GIVEN TASK
Return every line of the entries below that contains the word "Foster". Case counts.

* START *

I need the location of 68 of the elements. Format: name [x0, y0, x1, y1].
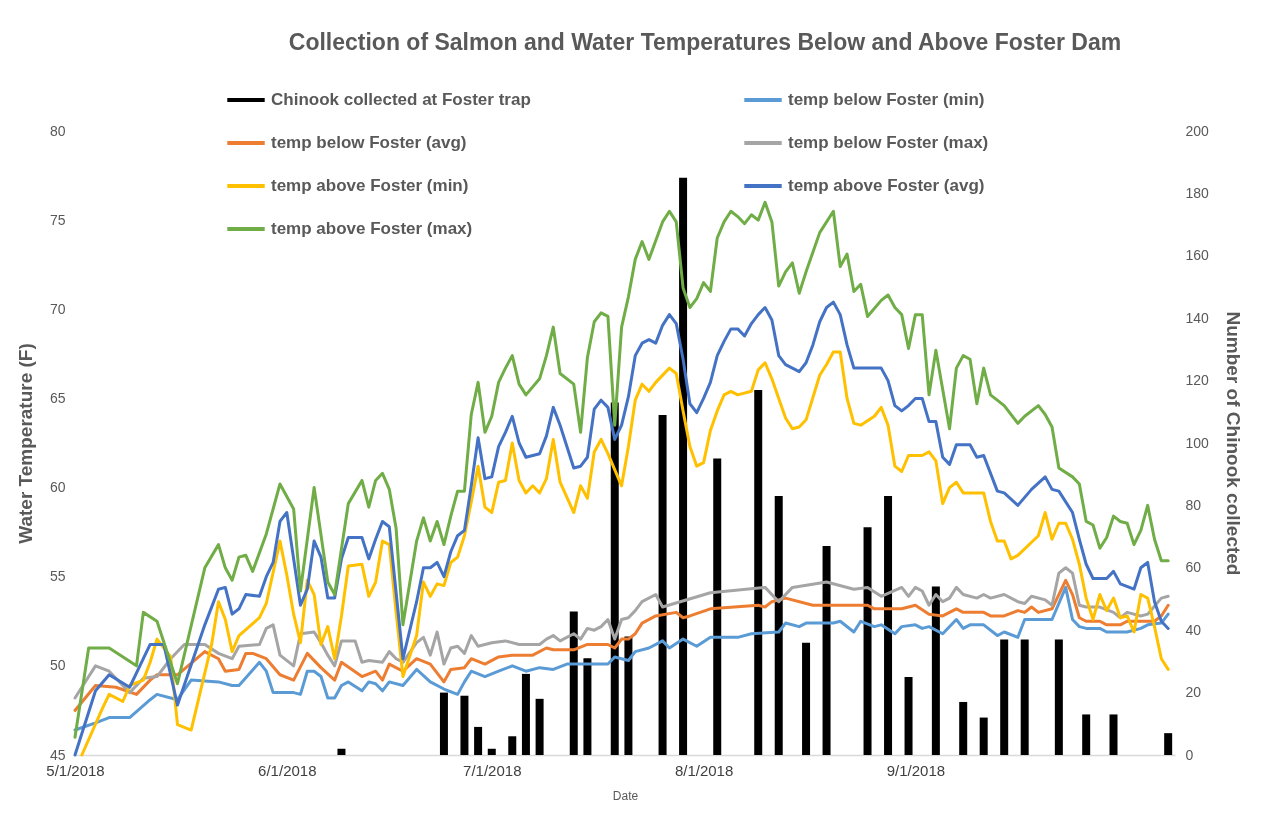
x-tick-label: 6/1/2018 [258, 761, 317, 779]
legend-label: temp above Foster (avg) [788, 176, 985, 195]
y-tick-label: 75 [49, 211, 66, 228]
bar [439, 692, 448, 755]
bar [754, 389, 763, 755]
bar [624, 636, 633, 755]
y2-tick-label: 20 [1185, 684, 1202, 701]
line-series [73, 578, 1170, 712]
bar [959, 701, 968, 755]
y2-tick-label: 0 [1185, 746, 1194, 763]
bar [822, 545, 831, 755]
bar [1082, 714, 1091, 755]
legend-label: temp above Foster (min) [271, 176, 469, 195]
bar [535, 698, 544, 755]
y-tick-label: 65 [49, 389, 66, 406]
line-series [73, 585, 1170, 732]
bar [569, 611, 578, 755]
y-tick-label: 55 [49, 568, 66, 585]
bar [979, 717, 988, 755]
bar [863, 527, 872, 755]
bar [337, 748, 346, 755]
bar [904, 677, 913, 755]
bar [802, 642, 811, 755]
x-tick-label: 5/1/2018 [46, 761, 105, 779]
y-tick-label: 45 [49, 746, 66, 763]
bar [1109, 714, 1118, 755]
y2-tick-label: 120 [1185, 372, 1210, 389]
y2-tick-label: 40 [1185, 621, 1202, 638]
bar [713, 458, 722, 755]
y2-tick-label: 200 [1185, 122, 1210, 139]
bar [460, 695, 469, 755]
x-axis-title: Date [612, 788, 639, 803]
bar [884, 496, 893, 755]
x-tick-label: 9/1/2018 [886, 761, 946, 779]
y-tick-label: 80 [49, 122, 66, 139]
bar [1054, 639, 1063, 755]
legend-label: Chinook collected at Foster trap [271, 90, 531, 109]
legend-label: temp below Foster (avg) [271, 133, 467, 152]
bar [521, 673, 530, 755]
bar [508, 736, 517, 755]
line-series [73, 200, 1170, 739]
y2-tick-label: 140 [1185, 309, 1210, 326]
y2-tick-label: 80 [1185, 496, 1202, 513]
y2-tick-label: 160 [1185, 247, 1210, 264]
bar [1164, 733, 1173, 755]
y2-tick-label: 60 [1185, 559, 1202, 576]
chart-title: Collection of Salmon and Water Temperatures Below and Above Foster Dam [288, 29, 1122, 55]
legend-label: temp above Foster (max) [271, 219, 473, 238]
y2-tick-label: 100 [1185, 434, 1210, 451]
bar [931, 586, 940, 755]
x-tick-label: 8/1/2018 [674, 761, 734, 779]
legend-label: temp below Foster (max) [788, 133, 989, 152]
line-series [73, 566, 1170, 700]
y2-tick-label: 180 [1185, 184, 1210, 201]
y-tick-label: 70 [49, 300, 66, 317]
bar [658, 414, 667, 755]
legend-label: temp below Foster (min) [788, 90, 985, 109]
bar [774, 496, 783, 755]
bar [583, 658, 592, 755]
bar [487, 748, 496, 755]
bar [474, 726, 483, 755]
y2-axis-title: Number of Chinook collected [1222, 311, 1244, 576]
bar [1000, 639, 1009, 755]
y-tick-label: 60 [49, 479, 66, 496]
bar [1020, 639, 1029, 755]
y-axis-title: Water Temperature (F) [14, 343, 36, 544]
y-tick-label: 50 [49, 657, 66, 674]
x-tick-label: 7/1/2018 [463, 761, 522, 779]
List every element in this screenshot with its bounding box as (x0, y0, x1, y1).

* END *

SOLUTION FOR THIS EXERCISE
legend-label: temp above Foster (avg) [788, 176, 985, 195]
legend-label: temp above Foster (min) [271, 176, 469, 195]
legend-label: Chinook collected at Foster trap [271, 90, 531, 109]
legend-label: temp below Foster (avg) [271, 133, 467, 152]
chart-title: Collection of Salmon and Water Temperatures Below and Above Foster Dam [288, 29, 1122, 55]
legend-label: temp above Foster (max) [271, 219, 473, 238]
legend-label: temp below Foster (max) [788, 133, 989, 152]
legend-label: temp below Foster (min) [788, 90, 985, 109]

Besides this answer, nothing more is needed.